**Exercise directions**
Make an exact copy of the entries that come next.

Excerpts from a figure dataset
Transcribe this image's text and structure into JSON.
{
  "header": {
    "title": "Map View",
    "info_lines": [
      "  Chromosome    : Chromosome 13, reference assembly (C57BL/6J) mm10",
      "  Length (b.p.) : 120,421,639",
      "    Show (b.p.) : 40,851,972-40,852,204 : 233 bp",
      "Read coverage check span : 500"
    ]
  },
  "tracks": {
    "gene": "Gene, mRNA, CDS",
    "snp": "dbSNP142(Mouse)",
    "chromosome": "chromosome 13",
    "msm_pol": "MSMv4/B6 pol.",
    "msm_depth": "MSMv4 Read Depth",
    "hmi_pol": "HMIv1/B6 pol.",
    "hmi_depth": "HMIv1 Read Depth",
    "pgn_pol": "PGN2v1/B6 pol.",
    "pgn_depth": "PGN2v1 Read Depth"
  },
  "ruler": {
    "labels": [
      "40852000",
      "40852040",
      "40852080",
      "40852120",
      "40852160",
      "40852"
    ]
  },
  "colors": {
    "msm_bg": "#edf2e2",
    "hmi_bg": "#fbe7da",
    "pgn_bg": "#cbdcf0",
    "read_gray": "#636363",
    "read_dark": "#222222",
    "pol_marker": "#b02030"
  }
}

**Reply**
Transcribe this image's text and structure into JSON.
{
  "header": {
    "title": "Map View",
    "info_lines": [
      "  Chromosome    : Chromosome 13, reference assembly (C57BL/6J) mm10",
      "  Length (b.p.) : 120,421,639",
      "    Show (b.p.) : 40,851,972-40,852,204 : 233 bp",
      "Read coverage check span : 500"
    ]
  },
  "tracks": {
    "gene": "Gene, mRNA, CDS",
    "snp": "dbSNP142(Mouse)",
    "chromosome": "chromosome 13",
    "msm_pol": "MSMv4/B6 pol.",
    "msm_depth": "MSMv4 Read Depth",
    "hmi_pol": "HMIv1/B6 pol.",
    "hmi_depth": "HMIv1 Read Depth",
    "pgn_pol": "PGN2v1/B6 pol.",
    "pgn_depth": "PGN2v1 Read Depth"
  },
  "ruler": {
    "labels": [
      "40852000",
      "40852040",
      "40852080",
      "40852120",
      "40852160",
      "40852"
    ]
  },
  "colors": {
    "msm_bg": "#edf2e2",
    "hmi_bg": "#fbe7da",
    "pgn_bg": "#cbdcf0",
    "read_gray": "#636363",
    "read_dark": "#222222",
    "pol_marker": "#b02030"
  }
}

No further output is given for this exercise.